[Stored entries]
==========

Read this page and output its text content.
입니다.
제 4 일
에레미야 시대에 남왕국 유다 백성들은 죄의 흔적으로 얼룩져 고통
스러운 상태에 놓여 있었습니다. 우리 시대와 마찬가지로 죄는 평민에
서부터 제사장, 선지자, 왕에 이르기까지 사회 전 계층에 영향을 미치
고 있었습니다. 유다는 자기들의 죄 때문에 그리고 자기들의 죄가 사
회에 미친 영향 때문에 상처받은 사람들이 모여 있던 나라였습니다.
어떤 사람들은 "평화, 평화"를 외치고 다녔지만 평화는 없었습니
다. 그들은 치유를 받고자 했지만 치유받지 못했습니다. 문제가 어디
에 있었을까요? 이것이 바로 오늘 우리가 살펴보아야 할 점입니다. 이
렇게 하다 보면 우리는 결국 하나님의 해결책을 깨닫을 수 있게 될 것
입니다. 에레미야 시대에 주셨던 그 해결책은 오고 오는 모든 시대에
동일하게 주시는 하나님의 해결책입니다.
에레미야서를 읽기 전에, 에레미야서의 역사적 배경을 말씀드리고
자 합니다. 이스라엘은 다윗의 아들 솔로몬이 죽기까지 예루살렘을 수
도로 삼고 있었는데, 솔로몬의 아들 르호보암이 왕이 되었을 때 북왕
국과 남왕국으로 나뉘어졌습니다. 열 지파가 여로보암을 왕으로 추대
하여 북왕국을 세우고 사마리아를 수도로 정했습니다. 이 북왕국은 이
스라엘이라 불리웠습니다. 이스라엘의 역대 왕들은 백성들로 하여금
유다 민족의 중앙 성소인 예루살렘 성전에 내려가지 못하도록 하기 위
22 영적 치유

==========

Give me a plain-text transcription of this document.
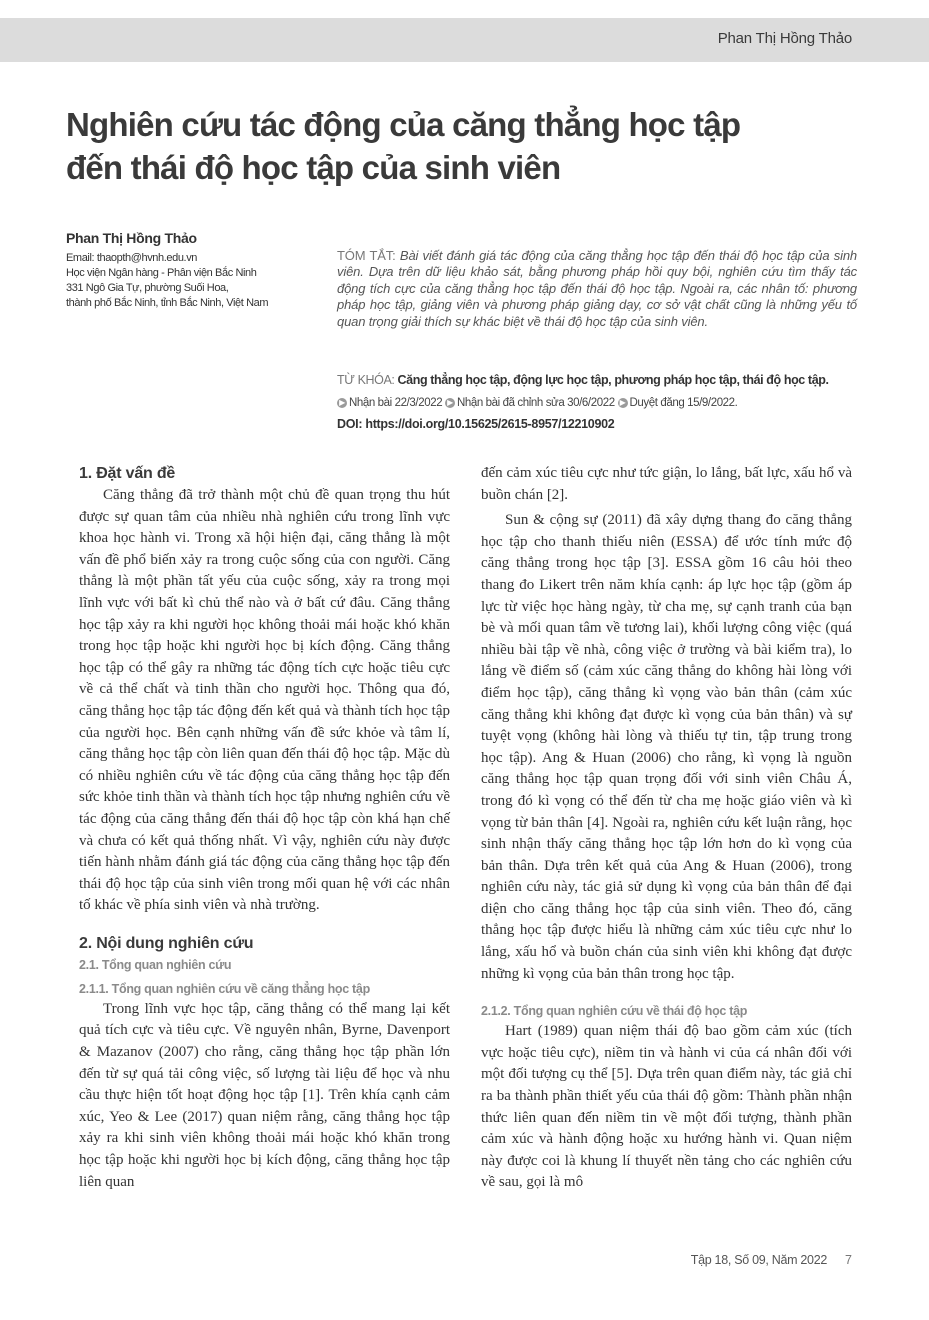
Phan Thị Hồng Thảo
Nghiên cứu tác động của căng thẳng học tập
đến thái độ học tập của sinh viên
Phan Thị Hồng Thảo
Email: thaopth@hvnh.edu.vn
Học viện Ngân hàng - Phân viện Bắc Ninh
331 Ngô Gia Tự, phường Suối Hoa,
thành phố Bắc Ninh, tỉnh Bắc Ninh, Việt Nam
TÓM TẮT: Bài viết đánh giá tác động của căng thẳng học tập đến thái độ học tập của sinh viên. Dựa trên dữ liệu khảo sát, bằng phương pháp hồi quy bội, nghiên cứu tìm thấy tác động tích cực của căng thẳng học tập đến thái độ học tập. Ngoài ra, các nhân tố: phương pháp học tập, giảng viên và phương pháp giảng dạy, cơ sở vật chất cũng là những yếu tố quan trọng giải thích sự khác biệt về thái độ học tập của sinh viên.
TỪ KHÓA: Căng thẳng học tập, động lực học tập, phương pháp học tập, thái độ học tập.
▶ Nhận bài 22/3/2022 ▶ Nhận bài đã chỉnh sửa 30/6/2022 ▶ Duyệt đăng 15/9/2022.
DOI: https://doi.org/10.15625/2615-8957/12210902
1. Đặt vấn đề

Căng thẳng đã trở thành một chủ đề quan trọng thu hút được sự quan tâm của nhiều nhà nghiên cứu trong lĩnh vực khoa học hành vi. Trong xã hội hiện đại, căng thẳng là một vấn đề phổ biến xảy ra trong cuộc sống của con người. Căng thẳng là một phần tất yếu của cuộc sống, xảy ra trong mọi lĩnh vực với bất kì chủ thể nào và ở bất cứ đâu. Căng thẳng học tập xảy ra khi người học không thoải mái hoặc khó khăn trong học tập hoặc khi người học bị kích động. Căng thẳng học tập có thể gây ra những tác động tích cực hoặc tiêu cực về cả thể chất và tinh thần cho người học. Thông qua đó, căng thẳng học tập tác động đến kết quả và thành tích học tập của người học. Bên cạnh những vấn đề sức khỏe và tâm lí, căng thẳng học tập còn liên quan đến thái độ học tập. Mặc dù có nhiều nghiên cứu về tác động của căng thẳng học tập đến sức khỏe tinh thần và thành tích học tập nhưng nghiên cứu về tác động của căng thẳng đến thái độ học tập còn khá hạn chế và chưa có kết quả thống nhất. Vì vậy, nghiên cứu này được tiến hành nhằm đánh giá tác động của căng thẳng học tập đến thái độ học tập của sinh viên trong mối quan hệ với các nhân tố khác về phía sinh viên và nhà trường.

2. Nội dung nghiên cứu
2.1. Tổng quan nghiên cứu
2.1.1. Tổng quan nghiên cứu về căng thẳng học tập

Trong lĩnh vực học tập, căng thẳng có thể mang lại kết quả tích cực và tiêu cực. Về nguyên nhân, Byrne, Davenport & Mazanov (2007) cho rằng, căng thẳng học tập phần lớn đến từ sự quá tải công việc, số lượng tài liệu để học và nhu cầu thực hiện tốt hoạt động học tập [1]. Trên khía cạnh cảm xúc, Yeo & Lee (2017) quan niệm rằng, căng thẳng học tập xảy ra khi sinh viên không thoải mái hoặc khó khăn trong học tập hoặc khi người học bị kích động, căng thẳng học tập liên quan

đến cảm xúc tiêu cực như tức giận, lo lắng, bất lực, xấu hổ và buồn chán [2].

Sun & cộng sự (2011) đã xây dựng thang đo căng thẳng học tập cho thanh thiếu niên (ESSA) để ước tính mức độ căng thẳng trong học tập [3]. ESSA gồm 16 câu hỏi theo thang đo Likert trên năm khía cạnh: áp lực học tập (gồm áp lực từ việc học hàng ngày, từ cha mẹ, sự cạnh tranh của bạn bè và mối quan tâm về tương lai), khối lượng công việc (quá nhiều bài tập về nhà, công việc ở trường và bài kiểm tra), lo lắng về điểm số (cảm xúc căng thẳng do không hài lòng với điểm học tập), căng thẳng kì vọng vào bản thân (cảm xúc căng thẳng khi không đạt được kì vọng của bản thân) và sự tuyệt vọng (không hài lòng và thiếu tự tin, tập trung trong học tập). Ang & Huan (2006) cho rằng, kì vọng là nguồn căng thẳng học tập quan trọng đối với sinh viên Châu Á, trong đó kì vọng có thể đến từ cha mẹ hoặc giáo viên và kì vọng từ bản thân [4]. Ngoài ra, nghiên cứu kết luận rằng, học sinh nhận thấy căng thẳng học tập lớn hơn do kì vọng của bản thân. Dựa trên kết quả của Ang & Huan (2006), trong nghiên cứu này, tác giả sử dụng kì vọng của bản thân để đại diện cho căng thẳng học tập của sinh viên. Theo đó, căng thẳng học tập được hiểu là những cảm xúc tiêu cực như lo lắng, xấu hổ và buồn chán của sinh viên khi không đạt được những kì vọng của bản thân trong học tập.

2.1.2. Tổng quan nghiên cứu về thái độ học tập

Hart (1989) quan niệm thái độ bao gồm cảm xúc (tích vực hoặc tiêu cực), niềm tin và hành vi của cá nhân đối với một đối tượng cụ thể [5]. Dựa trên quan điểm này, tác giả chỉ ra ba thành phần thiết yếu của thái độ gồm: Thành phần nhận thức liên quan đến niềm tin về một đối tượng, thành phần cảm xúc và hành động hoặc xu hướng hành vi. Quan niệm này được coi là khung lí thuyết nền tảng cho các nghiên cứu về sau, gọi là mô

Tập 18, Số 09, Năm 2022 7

==========

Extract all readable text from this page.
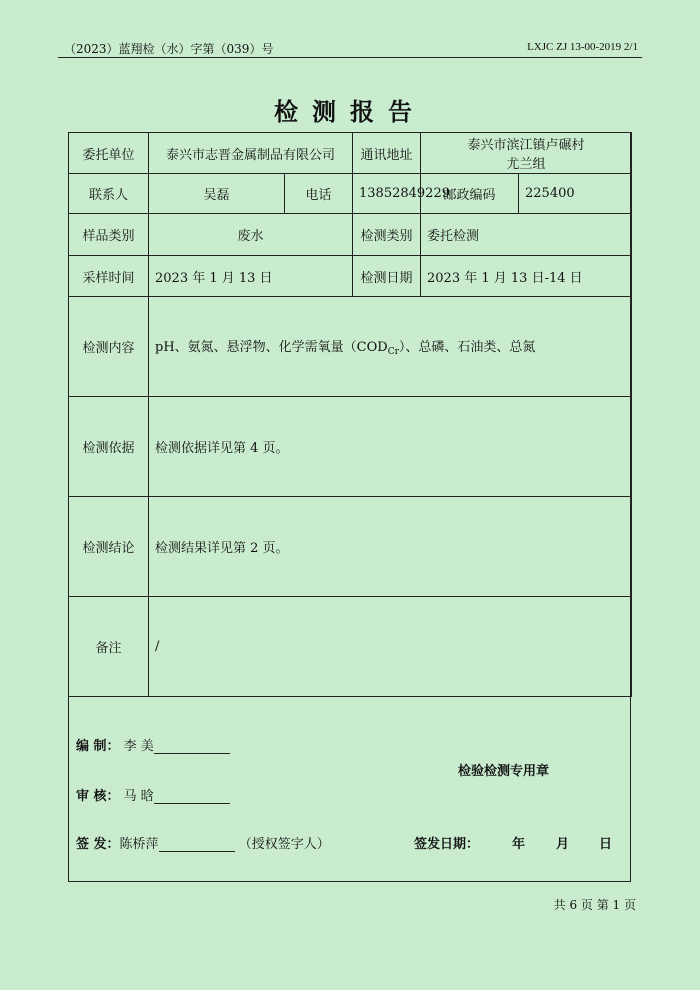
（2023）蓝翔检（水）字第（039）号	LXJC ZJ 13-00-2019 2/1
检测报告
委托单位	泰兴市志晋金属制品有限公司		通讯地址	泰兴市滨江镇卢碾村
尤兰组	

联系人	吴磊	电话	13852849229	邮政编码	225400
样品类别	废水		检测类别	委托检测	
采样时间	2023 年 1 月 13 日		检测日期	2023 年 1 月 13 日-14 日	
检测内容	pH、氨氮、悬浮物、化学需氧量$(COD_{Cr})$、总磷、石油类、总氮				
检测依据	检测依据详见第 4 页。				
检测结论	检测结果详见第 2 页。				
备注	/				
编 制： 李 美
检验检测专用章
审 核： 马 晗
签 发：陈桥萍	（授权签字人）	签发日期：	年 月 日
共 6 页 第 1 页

==========

_EXERCISE AIM_. Search the entries for the word "đánh", then list each line that holds it.

_THE REPLY_.
TÓM TẮT: Bài viết đánh giá tác động của căng thẳng học tập đến thái độ học tập của sinh viên. Dựa trên dữ liệu khảo sát, bằng phương pháp hồi quy bội, nghiên cứu tìm thấy tác động tích cực của căng thẳng học tập đến thái độ học tập. Ngoài ra, các nhân tố: phương pháp học tập, giảng viên và phương pháp giảng dạy, cơ sở vật chất cũng là những yếu tố quan trọng giải thích sự khác biệt về thái độ học tập của sinh viên.
Căng thẳng đã trở thành một chủ đề quan trọng thu hút được sự quan tâm của nhiều nhà nghiên cứu trong lĩnh vực khoa học hành vi. Trong xã hội hiện đại, căng thẳng là một vấn đề phổ biến xảy ra trong cuộc sống của con người. Căng thẳng là một phần tất yếu của cuộc sống, xảy ra trong mọi lĩnh vực với bất kì chủ thể nào và ở bất cứ đâu. Căng thẳng học tập xảy ra khi người học không thoải mái hoặc khó khăn trong học tập hoặc khi người học bị kích động. Căng thẳng học tập có thể gây ra những tác động tích cực hoặc tiêu cực về cả thể chất và tinh thần cho người học. Thông qua đó, căng thẳng học tập tác động đến kết quả và thành tích học tập của người học. Bên cạnh những vấn đề sức khỏe và tâm lí, căng thẳng học tập còn liên quan đến thái độ học tập. Mặc dù có nhiều nghiên cứu về tác động của căng thẳng học tập đến sức khỏe tinh thần và thành tích học tập nhưng nghiên cứu về tác động của căng thẳng đến thái độ học tập còn khá hạn chế và chưa có kết quả thống nhất. Vì vậy, nghiên cứu này được tiến hành nhằm đánh giá tác động của căng thẳng học tập đến thái độ học tập của sinh viên trong mối quan hệ với các nhân tố khác về phía sinh viên và nhà trường.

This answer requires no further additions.